====== Provided data ======

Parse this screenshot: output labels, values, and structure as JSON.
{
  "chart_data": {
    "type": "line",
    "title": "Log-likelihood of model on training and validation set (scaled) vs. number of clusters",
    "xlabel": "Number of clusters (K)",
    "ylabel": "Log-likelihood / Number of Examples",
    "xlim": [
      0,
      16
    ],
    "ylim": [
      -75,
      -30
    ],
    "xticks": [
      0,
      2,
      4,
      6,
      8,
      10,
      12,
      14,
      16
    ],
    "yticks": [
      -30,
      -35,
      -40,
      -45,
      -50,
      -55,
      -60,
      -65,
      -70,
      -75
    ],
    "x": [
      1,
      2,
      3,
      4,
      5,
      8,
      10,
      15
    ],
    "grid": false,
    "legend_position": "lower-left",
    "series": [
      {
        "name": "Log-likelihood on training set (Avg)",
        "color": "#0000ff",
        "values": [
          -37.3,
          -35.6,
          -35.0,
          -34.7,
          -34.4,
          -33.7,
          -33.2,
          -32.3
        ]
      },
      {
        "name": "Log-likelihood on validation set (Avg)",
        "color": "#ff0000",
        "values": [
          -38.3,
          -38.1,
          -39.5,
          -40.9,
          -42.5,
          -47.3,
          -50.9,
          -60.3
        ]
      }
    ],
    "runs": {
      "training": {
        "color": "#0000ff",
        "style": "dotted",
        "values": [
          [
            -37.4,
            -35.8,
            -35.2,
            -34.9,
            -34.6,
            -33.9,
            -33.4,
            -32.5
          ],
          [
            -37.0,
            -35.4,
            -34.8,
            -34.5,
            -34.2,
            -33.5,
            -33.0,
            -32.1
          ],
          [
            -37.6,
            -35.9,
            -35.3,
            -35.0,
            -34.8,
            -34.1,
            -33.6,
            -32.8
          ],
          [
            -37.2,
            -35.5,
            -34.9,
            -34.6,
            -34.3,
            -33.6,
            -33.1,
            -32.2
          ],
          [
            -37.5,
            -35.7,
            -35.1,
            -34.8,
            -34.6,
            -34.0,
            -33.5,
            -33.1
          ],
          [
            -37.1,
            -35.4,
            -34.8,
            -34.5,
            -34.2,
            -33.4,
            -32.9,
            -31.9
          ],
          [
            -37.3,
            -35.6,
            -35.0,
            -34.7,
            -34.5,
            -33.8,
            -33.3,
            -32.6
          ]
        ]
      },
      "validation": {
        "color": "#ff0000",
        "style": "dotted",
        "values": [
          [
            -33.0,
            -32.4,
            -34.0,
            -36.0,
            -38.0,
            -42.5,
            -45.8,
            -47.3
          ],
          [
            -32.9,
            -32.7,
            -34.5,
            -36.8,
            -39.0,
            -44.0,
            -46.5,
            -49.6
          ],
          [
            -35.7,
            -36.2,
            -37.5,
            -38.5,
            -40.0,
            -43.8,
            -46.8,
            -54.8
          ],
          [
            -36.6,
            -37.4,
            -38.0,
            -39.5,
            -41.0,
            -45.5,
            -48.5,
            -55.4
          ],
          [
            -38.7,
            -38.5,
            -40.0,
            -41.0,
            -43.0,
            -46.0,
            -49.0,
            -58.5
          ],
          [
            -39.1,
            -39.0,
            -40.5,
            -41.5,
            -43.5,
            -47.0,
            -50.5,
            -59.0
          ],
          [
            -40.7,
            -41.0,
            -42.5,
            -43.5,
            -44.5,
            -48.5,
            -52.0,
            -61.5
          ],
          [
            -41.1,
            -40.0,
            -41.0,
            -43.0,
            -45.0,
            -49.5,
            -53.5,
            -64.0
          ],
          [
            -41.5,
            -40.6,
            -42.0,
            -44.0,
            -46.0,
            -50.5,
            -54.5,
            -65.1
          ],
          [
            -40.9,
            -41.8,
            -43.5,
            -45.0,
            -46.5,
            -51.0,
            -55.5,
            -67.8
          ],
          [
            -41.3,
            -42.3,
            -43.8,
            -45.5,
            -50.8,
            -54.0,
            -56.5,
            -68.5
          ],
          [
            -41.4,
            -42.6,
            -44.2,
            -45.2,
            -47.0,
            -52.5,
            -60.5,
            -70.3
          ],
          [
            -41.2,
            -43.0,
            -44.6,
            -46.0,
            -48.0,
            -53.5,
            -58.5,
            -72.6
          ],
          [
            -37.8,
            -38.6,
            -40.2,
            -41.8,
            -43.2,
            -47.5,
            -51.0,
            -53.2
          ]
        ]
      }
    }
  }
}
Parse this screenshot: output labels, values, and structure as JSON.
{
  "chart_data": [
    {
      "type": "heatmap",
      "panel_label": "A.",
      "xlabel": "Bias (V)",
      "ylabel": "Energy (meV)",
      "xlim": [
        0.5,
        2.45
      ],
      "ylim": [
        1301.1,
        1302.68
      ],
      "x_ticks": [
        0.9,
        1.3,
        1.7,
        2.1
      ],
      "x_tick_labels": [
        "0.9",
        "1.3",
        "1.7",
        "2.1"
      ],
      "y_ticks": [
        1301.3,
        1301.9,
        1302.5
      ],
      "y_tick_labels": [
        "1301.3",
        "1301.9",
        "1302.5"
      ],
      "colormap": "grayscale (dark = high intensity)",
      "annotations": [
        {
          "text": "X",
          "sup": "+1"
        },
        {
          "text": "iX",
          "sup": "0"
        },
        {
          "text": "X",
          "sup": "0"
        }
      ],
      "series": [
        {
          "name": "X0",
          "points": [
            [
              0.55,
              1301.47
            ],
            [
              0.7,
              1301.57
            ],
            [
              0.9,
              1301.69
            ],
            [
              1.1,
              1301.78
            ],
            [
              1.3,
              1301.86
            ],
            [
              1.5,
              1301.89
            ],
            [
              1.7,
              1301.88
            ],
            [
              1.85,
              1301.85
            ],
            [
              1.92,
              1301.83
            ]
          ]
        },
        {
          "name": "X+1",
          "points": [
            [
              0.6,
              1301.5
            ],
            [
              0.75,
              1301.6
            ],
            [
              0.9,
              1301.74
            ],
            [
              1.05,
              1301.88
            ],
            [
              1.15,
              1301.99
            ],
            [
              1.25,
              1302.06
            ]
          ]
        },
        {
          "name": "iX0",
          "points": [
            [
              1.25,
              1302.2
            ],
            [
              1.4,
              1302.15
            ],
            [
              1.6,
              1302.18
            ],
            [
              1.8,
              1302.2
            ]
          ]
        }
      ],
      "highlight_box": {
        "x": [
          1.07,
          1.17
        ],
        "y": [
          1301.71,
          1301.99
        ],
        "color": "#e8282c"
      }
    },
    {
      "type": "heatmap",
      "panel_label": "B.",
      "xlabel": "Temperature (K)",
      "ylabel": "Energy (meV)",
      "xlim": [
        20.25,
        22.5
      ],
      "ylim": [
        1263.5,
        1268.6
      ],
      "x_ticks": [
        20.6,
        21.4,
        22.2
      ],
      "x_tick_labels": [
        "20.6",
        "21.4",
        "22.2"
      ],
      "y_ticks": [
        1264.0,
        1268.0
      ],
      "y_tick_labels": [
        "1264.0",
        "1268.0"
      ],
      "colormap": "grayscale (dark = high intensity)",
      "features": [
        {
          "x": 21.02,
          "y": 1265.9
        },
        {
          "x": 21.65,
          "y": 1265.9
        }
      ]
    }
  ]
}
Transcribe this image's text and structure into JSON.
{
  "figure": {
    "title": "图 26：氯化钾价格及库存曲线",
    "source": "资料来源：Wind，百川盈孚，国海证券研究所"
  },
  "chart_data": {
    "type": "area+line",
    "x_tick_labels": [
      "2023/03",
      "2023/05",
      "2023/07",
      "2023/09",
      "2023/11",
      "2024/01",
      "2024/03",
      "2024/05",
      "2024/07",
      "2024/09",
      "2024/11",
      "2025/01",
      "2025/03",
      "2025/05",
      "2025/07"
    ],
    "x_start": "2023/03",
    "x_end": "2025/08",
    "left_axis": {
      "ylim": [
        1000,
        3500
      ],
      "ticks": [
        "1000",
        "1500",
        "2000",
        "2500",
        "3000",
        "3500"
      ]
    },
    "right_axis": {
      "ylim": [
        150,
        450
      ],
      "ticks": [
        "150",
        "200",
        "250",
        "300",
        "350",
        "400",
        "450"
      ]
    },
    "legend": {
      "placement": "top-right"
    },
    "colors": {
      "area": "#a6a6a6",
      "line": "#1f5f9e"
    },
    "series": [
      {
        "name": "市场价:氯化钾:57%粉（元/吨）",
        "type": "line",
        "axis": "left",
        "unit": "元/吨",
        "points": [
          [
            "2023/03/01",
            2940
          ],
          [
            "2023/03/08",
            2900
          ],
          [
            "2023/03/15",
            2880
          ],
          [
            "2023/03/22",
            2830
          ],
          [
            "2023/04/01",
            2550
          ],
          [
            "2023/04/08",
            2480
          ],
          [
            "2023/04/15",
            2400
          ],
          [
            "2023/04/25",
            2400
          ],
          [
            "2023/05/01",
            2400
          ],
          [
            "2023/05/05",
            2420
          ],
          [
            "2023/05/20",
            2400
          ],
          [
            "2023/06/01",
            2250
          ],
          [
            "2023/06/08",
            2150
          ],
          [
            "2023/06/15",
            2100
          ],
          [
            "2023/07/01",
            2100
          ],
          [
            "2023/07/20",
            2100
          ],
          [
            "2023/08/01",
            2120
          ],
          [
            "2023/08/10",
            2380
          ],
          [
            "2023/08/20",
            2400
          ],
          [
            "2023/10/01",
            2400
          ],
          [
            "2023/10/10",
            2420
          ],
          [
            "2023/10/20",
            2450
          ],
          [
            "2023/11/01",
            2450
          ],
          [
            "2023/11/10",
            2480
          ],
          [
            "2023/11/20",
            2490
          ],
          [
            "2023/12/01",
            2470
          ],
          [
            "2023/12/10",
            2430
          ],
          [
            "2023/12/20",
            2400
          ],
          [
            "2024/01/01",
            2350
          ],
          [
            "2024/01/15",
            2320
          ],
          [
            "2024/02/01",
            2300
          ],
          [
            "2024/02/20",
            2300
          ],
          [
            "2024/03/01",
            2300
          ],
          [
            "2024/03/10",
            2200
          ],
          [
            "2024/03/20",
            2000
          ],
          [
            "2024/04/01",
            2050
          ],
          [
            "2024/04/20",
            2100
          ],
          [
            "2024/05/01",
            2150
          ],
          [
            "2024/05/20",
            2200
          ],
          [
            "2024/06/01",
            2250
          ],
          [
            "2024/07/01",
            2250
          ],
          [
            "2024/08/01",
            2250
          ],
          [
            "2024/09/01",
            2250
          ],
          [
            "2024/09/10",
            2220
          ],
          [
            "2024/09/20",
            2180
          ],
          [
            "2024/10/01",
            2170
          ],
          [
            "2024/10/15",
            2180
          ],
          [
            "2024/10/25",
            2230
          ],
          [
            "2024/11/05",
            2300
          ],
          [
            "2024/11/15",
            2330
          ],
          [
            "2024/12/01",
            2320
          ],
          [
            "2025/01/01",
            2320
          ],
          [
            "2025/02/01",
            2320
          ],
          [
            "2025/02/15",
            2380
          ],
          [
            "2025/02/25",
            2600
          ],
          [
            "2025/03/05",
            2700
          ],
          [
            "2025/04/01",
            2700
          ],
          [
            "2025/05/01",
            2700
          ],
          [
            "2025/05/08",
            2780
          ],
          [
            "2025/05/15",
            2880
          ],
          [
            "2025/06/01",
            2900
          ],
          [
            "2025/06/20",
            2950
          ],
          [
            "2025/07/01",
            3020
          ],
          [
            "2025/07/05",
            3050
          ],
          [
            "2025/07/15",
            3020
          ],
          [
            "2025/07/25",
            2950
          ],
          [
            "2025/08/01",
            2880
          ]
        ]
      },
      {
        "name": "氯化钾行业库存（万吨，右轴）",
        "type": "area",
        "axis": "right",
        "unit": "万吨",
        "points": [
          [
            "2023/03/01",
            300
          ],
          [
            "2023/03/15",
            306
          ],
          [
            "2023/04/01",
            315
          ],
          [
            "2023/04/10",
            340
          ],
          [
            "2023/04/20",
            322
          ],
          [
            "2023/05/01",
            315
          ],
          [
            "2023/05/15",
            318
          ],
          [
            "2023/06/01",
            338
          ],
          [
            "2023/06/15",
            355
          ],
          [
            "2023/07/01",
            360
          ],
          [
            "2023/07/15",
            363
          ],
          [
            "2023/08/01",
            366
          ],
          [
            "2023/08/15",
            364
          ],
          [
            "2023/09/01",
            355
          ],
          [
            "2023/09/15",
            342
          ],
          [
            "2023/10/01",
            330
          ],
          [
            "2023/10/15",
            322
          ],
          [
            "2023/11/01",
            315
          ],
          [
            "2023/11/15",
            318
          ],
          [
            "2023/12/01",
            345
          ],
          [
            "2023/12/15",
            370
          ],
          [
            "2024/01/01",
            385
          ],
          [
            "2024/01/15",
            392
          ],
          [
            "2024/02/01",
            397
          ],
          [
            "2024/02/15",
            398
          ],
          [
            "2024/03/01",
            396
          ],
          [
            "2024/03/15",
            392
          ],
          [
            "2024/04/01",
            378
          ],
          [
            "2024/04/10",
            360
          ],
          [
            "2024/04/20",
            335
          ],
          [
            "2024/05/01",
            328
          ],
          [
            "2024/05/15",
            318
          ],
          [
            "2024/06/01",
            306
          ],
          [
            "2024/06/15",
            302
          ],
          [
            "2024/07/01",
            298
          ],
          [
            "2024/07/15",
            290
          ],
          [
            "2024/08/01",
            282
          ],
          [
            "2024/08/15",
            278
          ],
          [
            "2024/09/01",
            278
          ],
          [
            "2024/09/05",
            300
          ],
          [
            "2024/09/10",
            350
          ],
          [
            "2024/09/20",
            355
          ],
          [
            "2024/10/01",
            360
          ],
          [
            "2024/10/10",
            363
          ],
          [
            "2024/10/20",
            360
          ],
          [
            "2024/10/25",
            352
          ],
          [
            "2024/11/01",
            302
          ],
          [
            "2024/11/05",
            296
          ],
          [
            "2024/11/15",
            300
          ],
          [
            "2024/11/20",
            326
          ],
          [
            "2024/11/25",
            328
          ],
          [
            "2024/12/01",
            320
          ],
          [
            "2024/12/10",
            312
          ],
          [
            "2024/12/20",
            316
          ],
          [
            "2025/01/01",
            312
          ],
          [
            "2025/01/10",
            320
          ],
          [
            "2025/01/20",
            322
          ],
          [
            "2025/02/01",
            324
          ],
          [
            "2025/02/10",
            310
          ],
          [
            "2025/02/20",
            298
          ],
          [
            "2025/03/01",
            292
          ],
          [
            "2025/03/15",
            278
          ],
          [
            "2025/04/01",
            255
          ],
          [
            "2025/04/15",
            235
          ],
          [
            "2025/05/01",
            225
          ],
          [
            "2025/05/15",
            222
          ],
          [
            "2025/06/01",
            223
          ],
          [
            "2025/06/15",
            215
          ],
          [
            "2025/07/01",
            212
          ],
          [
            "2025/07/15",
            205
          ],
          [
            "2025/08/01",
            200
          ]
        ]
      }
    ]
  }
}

======

*Problem details*. Copy out the lines that hold "clusters".

*Full answer*.
    "title": "Log-likelihood of model on training and validation set (scaled) vs. number of clusters",
    "xlabel": "Number of clusters (K)",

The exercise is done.